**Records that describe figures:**

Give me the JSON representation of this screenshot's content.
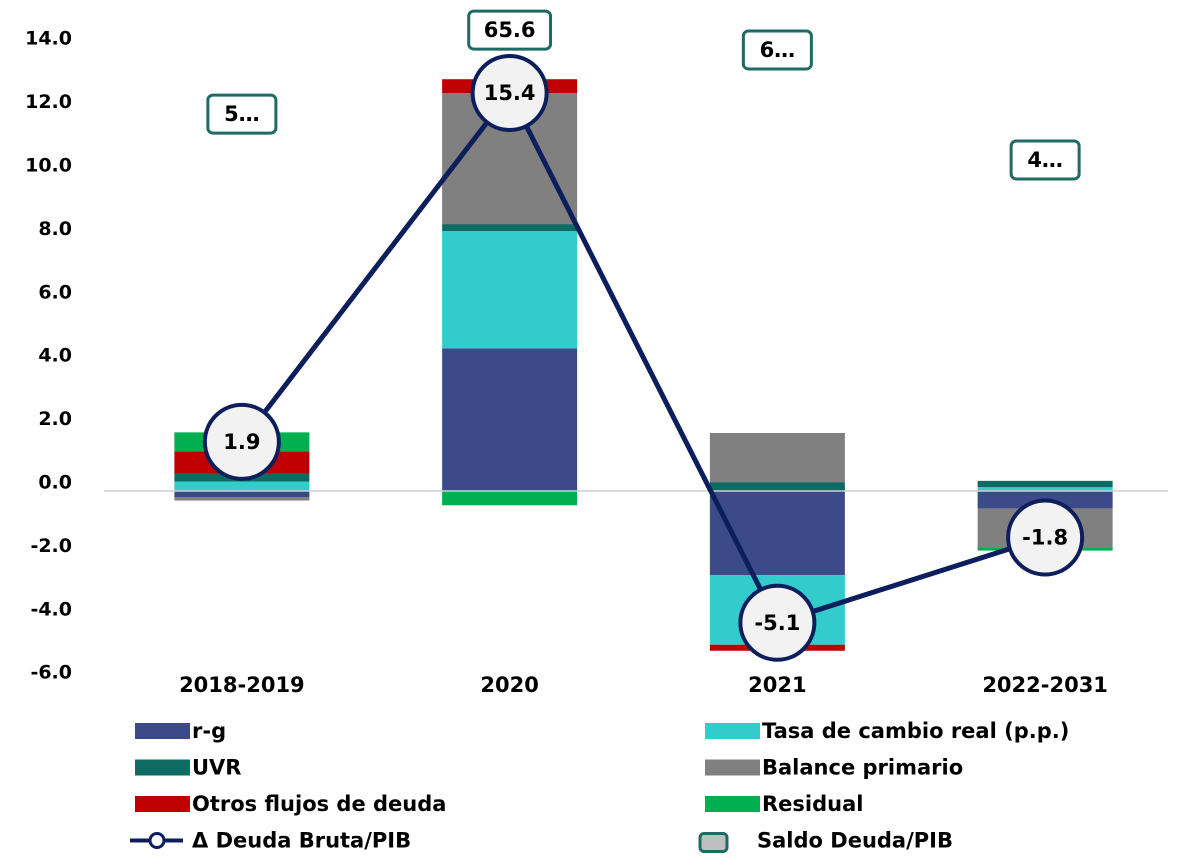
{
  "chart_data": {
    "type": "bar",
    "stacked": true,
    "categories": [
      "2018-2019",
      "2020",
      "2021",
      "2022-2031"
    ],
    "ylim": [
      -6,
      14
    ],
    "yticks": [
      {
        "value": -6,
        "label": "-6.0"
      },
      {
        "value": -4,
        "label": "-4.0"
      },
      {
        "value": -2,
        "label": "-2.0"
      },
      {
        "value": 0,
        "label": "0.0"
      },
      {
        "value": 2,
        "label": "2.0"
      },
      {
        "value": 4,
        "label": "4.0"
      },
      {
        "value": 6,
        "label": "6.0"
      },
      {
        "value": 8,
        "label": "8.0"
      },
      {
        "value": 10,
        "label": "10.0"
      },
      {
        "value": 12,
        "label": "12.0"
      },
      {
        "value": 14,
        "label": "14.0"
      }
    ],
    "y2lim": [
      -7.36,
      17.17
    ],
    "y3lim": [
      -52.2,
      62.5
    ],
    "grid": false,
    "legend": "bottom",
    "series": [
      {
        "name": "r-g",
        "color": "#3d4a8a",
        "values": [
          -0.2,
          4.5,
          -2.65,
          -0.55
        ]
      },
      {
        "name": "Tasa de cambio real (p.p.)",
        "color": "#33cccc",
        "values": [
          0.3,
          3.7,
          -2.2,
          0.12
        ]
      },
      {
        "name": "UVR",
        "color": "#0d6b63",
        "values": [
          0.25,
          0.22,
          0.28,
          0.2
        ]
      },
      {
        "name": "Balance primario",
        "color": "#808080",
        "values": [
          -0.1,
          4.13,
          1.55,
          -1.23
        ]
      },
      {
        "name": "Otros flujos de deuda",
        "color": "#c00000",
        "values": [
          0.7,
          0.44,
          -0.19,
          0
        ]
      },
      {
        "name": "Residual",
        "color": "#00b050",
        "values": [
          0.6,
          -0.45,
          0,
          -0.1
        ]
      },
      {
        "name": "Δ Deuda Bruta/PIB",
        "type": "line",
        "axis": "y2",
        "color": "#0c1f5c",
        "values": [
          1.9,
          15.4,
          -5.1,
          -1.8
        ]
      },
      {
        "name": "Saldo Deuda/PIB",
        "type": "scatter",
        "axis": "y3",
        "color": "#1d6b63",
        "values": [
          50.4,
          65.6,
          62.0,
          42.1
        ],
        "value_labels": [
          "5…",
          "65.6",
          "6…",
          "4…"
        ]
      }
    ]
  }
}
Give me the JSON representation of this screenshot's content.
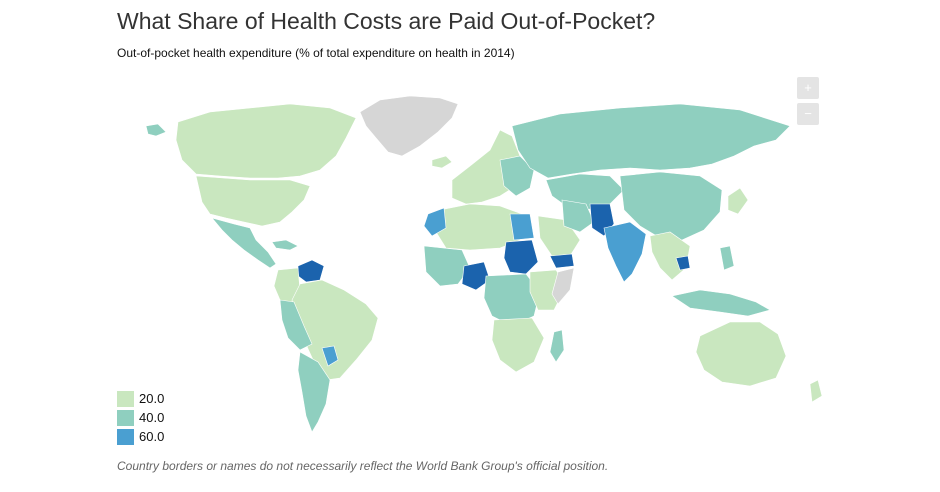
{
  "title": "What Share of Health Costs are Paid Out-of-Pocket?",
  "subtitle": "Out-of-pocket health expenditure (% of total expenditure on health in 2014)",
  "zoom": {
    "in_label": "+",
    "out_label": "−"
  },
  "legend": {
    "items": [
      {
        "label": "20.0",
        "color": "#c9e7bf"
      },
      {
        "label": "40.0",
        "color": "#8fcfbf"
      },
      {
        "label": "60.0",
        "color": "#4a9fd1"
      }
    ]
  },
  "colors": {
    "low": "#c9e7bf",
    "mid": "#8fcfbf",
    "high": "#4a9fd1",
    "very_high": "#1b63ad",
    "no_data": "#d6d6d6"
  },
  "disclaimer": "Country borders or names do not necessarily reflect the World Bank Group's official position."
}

**Written problem:** The records shown above are to be repeated exactly, with the pictures left out.

**Solution:**
Give me the JSON representation of this screenshot's content.
{
  "chart_data": {
    "type": "bar",
    "stacked": true,
    "categories": [
      "2018-2019",
      "2020",
      "2021",
      "2022-2031"
    ],
    "ylim": [
      -6,
      14
    ],
    "yticks": [
      {
        "value": -6,
        "label": "-6.0"
      },
      {
        "value": -4,
        "label": "-4.0"
      },
      {
        "value": -2,
        "label": "-2.0"
      },
      {
        "value": 0,
        "label": "0.0"
      },
      {
        "value": 2,
        "label": "2.0"
      },
      {
        "value": 4,
        "label": "4.0"
      },
      {
        "value": 6,
        "label": "6.0"
      },
      {
        "value": 8,
        "label": "8.0"
      },
      {
        "value": 10,
        "label": "10.0"
      },
      {
        "value": 12,
        "label": "12.0"
      },
      {
        "value": 14,
        "label": "14.0"
      }
    ],
    "y2lim": [
      -7.36,
      17.17
    ],
    "y3lim": [
      -52.2,
      62.5
    ],
    "grid": false,
    "legend": "bottom",
    "series": [
      {
        "name": "r-g",
        "color": "#3d4a8a",
        "values": [
          -0.2,
          4.5,
          -2.65,
          -0.55
        ]
      },
      {
        "name": "Tasa de cambio real (p.p.)",
        "color": "#33cccc",
        "values": [
          0.3,
          3.7,
          -2.2,
          0.12
        ]
      },
      {
        "name": "UVR",
        "color": "#0d6b63",
        "values": [
          0.25,
          0.22,
          0.28,
          0.2
        ]
      },
      {
        "name": "Balance primario",
        "color": "#808080",
        "values": [
          -0.1,
          4.13,
          1.55,
          -1.23
        ]
      },
      {
        "name": "Otros flujos de deuda",
        "color": "#c00000",
        "values": [
          0.7,
          0.44,
          -0.19,
          0
        ]
      },
      {
        "name": "Residual",
        "color": "#00b050",
        "values": [
          0.6,
          -0.45,
          0,
          -0.1
        ]
      },
      {
        "name": "Δ Deuda Bruta/PIB",
        "type": "line",
        "axis": "y2",
        "color": "#0c1f5c",
        "values": [
          1.9,
          15.4,
          -5.1,
          -1.8
        ]
      },
      {
        "name": "Saldo Deuda/PIB",
        "type": "scatter",
        "axis": "y3",
        "color": "#1d6b63",
        "values": [
          50.4,
          65.6,
          62.0,
          42.1
        ],
        "value_labels": [
          "5…",
          "65.6",
          "6…",
          "4…"
        ]
      }
    ]
  }
}
Give me the JSON representation of this screenshot's content.
{
  "title": "What Share of Health Costs are Paid Out-of-Pocket?",
  "subtitle": "Out-of-pocket health expenditure (% of total expenditure on health in 2014)",
  "zoom": {
    "in_label": "+",
    "out_label": "−"
  },
  "legend": {
    "items": [
      {
        "label": "20.0",
        "color": "#c9e7bf"
      },
      {
        "label": "40.0",
        "color": "#8fcfbf"
      },
      {
        "label": "60.0",
        "color": "#4a9fd1"
      }
    ]
  },
  "colors": {
    "low": "#c9e7bf",
    "mid": "#8fcfbf",
    "high": "#4a9fd1",
    "very_high": "#1b63ad",
    "no_data": "#d6d6d6"
  },
  "disclaimer": "Country borders or names do not necessarily reflect the World Bank Group's official position."
}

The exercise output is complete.